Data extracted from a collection
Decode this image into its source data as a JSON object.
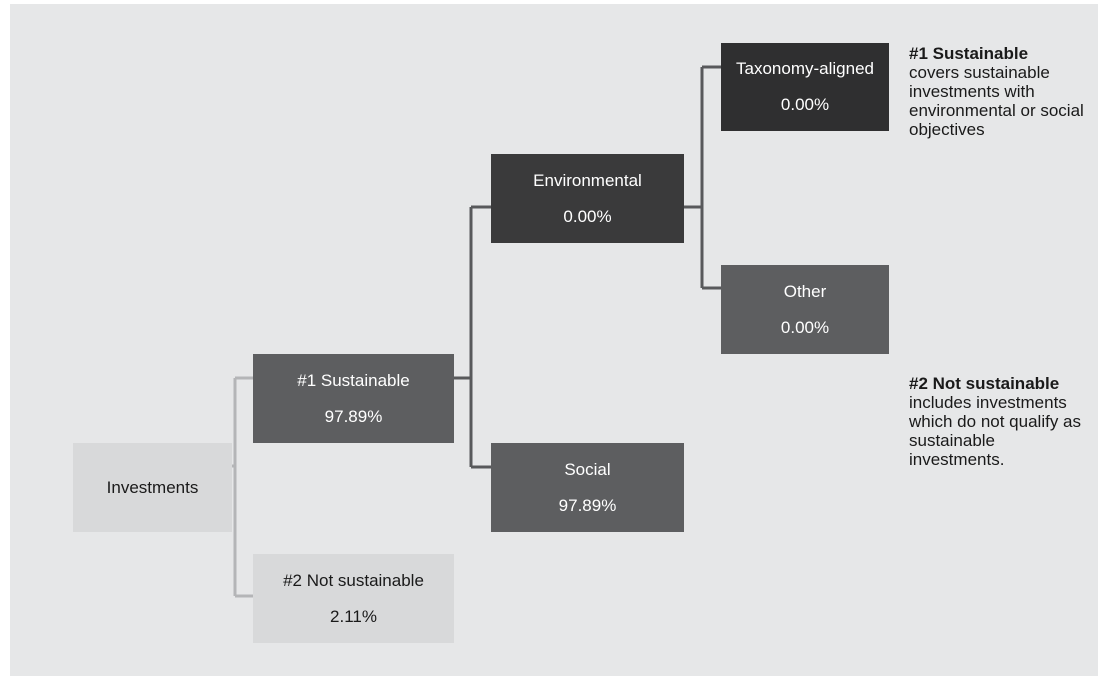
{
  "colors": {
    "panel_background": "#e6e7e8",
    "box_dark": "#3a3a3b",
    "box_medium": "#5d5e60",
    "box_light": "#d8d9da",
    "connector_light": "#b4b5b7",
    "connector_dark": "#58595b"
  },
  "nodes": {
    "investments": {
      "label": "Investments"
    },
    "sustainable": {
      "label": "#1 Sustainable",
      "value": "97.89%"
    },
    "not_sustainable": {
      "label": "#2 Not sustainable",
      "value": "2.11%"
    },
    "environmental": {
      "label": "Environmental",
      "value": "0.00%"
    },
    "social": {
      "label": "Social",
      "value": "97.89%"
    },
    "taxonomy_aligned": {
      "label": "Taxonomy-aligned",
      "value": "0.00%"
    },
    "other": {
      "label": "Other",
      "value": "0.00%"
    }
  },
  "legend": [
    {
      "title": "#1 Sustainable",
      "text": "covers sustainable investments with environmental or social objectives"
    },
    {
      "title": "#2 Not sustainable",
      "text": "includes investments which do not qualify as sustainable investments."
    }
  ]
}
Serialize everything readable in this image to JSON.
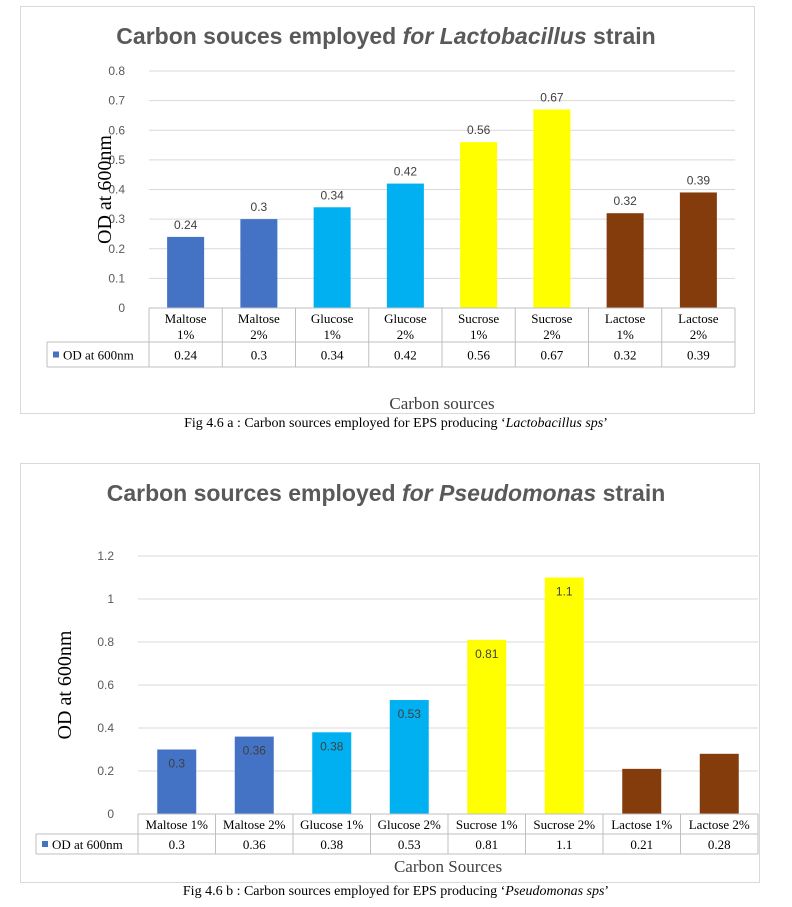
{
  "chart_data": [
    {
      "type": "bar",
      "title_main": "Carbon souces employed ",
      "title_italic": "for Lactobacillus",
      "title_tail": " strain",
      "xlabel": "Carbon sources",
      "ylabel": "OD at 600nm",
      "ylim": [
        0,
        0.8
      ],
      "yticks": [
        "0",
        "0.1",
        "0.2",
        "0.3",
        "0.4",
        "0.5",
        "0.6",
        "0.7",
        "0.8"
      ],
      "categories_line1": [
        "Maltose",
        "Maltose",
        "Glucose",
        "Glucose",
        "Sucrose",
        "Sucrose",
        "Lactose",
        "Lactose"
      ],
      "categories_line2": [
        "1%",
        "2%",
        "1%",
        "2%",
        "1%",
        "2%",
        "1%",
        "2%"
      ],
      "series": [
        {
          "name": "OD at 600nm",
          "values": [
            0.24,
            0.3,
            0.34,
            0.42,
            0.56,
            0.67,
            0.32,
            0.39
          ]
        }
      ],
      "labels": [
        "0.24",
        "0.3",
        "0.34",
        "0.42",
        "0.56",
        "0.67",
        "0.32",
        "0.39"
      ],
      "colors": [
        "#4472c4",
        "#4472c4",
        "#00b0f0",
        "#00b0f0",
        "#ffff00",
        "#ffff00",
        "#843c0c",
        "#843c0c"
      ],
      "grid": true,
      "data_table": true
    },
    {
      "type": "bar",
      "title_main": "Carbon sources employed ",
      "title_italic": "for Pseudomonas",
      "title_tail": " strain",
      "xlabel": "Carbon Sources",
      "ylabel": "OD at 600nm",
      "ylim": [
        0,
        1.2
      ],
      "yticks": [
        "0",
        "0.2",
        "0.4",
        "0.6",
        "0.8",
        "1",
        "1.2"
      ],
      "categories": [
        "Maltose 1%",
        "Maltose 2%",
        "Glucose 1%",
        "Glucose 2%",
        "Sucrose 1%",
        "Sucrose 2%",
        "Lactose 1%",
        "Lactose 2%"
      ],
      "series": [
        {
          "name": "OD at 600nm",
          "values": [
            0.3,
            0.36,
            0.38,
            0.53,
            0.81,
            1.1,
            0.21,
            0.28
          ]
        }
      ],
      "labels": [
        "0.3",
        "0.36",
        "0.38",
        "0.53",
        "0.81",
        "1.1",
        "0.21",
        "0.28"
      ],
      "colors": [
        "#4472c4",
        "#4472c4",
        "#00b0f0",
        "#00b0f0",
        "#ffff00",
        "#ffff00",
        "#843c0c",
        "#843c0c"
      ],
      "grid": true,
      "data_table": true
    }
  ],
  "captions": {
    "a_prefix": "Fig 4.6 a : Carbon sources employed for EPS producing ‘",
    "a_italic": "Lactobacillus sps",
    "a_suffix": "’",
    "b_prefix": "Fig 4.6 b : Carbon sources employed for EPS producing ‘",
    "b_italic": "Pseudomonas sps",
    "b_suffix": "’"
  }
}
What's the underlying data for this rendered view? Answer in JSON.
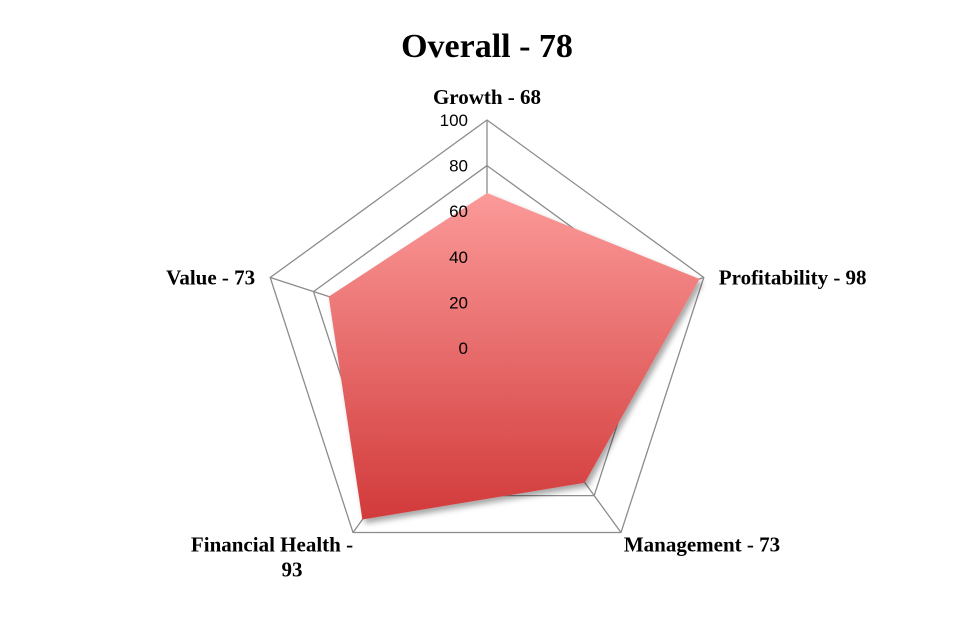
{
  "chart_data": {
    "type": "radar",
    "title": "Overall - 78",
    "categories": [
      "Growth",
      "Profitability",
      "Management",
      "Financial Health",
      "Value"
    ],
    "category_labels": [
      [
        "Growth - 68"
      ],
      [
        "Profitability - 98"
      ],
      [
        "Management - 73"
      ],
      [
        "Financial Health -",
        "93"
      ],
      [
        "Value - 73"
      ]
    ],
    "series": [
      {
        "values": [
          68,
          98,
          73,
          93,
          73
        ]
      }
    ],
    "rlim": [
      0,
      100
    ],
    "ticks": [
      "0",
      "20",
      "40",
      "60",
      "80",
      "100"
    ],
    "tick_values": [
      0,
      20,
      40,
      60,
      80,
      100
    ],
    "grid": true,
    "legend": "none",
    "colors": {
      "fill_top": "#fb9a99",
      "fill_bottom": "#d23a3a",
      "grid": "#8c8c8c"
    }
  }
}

Written exercise
For each line of the listing that holds the word "this", show that line.

Answer below
Decode this image into its source data as a JSON object.
Serialize everything readable in this image to JSON.
What's the underlying data for this rendered view? Answer in JSON.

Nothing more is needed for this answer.